Entries taken from a collection
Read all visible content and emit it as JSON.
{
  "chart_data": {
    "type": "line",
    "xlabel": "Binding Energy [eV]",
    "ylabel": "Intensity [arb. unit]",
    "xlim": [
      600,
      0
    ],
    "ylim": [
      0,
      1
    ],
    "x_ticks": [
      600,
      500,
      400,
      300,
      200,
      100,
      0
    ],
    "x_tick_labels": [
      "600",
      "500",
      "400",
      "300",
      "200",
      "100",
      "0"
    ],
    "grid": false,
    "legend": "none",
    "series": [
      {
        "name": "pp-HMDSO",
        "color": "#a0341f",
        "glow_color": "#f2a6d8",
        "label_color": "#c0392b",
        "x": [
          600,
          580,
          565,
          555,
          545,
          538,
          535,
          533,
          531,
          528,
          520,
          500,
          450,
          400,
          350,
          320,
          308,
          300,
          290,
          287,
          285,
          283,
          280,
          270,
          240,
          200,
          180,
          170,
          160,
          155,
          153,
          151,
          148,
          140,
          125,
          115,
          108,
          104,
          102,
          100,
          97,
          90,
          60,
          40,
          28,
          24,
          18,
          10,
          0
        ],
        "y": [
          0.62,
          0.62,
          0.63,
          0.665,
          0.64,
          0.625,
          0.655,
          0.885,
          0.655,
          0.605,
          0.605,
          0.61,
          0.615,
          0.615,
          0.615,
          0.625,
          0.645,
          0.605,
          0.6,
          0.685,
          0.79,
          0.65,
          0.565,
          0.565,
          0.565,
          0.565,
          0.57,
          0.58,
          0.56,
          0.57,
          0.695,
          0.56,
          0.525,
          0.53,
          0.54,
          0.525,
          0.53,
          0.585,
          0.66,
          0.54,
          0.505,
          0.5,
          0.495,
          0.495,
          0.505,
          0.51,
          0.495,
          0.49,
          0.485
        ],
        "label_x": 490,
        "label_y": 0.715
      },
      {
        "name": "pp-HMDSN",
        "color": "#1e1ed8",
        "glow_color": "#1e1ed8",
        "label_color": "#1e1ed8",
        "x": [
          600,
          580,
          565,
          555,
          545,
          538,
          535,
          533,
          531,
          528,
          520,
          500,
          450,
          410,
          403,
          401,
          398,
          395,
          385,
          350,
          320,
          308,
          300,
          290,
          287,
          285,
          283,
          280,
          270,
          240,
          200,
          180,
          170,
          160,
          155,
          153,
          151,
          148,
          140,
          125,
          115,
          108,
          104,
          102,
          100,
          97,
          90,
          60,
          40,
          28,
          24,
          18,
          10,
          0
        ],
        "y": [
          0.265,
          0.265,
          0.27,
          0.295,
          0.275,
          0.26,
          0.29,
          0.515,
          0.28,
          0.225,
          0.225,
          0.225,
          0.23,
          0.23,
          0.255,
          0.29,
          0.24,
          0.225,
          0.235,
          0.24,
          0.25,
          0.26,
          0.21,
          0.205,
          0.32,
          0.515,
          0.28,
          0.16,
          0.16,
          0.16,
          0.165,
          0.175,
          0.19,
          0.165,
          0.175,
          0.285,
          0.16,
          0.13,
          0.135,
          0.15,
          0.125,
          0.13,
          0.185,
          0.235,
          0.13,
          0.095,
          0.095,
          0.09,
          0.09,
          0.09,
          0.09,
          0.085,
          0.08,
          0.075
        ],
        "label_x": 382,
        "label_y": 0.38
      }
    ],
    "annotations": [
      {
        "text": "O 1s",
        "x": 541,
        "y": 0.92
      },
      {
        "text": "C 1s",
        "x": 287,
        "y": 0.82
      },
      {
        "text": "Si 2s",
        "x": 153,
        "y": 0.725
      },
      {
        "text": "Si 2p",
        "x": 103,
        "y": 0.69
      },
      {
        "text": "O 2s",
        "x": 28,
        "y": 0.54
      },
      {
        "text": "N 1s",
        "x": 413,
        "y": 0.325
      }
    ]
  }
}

Problem statement —
Pull out all lines in the data above that include "text".

Solution to the problem —
        "text": "O 1s",
        "text": "C 1s",
        "text": "Si 2s",
        "text": "Si 2p",
        "text": "O 2s",
        "text": "N 1s",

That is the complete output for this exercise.